__Exercise__.
Tally every line of the listing below that holds "Pfeiffer", then give the tally alone.

[A block of data]
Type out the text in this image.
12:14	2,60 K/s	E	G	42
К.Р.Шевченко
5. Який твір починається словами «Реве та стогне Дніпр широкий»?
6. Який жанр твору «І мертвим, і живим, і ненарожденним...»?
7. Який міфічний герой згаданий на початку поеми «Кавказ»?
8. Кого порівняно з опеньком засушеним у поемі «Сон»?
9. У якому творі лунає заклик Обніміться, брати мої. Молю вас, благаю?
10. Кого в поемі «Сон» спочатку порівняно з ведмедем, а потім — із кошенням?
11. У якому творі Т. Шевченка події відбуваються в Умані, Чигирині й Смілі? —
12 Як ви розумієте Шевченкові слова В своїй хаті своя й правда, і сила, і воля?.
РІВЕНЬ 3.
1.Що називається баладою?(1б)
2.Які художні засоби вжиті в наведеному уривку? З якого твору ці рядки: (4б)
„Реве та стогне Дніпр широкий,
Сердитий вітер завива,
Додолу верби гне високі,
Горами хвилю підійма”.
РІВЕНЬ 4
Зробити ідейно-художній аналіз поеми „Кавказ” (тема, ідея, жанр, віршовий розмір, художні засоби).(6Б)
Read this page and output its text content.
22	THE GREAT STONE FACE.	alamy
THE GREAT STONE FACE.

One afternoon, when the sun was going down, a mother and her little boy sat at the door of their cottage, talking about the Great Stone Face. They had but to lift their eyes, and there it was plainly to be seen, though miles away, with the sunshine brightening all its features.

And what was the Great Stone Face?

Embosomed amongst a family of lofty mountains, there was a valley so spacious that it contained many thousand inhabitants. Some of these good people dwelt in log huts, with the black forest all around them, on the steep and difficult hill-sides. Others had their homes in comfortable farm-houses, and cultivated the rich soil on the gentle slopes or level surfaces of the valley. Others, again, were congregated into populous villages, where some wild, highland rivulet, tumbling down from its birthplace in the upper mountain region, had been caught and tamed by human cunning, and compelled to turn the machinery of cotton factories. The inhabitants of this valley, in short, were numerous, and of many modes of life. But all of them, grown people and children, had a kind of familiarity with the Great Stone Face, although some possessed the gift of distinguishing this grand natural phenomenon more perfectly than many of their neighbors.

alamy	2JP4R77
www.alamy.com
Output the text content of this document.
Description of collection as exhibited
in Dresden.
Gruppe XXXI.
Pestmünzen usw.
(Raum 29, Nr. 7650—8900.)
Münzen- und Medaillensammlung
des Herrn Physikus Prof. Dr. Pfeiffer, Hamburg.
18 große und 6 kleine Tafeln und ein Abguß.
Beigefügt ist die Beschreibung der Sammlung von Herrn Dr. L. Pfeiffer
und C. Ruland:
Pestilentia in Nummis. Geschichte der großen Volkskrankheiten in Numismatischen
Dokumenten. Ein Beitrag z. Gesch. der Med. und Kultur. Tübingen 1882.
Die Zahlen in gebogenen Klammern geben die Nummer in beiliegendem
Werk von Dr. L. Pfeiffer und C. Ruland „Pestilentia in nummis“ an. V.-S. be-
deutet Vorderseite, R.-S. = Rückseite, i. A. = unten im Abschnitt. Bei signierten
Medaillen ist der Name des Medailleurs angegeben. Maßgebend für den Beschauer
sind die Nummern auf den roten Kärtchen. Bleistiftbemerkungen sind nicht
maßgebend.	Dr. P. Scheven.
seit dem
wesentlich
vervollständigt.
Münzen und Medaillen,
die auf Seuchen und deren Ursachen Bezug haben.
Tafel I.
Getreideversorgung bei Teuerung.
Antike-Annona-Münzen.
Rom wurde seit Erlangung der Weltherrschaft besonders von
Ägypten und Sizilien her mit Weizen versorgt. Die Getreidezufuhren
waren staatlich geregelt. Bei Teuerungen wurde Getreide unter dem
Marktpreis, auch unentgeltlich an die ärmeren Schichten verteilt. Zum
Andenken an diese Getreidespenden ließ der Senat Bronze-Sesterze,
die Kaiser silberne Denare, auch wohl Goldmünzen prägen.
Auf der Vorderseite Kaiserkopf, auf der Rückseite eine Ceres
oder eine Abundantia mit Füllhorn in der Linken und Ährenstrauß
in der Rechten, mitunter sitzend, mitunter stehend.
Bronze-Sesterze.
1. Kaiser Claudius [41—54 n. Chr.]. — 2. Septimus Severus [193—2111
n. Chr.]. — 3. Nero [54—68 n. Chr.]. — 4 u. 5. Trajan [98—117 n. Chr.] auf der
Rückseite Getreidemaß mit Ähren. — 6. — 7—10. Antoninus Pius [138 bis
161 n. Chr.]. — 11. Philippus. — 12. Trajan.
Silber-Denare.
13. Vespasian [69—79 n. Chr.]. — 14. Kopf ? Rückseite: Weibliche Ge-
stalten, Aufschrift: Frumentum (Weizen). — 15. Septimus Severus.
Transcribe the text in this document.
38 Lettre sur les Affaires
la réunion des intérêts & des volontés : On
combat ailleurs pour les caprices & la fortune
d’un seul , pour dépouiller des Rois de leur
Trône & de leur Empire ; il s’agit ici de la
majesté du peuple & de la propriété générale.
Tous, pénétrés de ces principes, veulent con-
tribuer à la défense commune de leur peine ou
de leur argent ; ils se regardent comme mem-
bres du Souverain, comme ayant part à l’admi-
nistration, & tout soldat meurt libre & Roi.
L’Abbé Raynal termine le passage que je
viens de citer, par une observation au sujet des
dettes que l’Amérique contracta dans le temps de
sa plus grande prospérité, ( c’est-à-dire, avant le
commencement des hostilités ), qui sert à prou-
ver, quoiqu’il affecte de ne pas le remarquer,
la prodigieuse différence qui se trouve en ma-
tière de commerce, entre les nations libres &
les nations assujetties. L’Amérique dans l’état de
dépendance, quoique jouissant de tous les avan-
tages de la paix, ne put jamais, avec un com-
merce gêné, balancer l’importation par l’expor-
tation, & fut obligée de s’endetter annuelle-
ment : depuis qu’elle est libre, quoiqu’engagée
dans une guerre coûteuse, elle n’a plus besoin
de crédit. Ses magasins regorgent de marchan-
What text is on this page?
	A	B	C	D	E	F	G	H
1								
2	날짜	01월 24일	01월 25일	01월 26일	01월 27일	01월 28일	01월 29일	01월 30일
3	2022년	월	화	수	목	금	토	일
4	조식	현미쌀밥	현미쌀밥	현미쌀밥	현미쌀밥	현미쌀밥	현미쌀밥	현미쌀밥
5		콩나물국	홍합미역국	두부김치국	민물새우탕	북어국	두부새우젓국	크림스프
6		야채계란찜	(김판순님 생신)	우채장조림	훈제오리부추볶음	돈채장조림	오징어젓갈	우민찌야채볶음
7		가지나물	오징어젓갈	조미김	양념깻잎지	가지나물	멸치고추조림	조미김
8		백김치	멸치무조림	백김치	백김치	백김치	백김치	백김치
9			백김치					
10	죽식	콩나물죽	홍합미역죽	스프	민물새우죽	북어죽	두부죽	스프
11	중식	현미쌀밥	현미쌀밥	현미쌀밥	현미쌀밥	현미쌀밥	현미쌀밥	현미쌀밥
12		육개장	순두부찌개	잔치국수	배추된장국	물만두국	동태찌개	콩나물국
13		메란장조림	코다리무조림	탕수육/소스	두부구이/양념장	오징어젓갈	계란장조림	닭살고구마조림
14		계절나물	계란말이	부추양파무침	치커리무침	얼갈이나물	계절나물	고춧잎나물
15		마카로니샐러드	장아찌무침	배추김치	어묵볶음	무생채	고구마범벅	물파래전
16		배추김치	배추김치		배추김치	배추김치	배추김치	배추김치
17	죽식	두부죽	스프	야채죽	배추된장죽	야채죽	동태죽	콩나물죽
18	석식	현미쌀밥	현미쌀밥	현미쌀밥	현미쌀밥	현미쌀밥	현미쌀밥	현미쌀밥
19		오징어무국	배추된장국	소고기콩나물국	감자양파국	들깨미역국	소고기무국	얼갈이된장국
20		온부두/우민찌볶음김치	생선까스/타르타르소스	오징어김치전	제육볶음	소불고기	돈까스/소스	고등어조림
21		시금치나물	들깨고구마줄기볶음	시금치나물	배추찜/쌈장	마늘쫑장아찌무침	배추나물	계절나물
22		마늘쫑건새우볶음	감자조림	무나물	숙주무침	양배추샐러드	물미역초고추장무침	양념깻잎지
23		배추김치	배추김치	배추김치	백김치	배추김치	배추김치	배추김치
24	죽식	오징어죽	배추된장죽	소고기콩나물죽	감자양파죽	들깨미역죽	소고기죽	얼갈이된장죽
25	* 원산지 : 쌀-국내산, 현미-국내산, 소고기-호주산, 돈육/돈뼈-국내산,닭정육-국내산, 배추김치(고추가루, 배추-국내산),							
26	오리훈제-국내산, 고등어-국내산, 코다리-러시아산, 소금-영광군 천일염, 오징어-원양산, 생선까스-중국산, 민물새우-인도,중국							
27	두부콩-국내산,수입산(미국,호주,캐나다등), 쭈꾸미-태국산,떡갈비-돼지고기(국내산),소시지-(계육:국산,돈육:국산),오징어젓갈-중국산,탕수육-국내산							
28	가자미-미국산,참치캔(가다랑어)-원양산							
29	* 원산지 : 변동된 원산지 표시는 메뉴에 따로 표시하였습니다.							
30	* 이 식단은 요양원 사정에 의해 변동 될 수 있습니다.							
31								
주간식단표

__Response to the exercise__.
3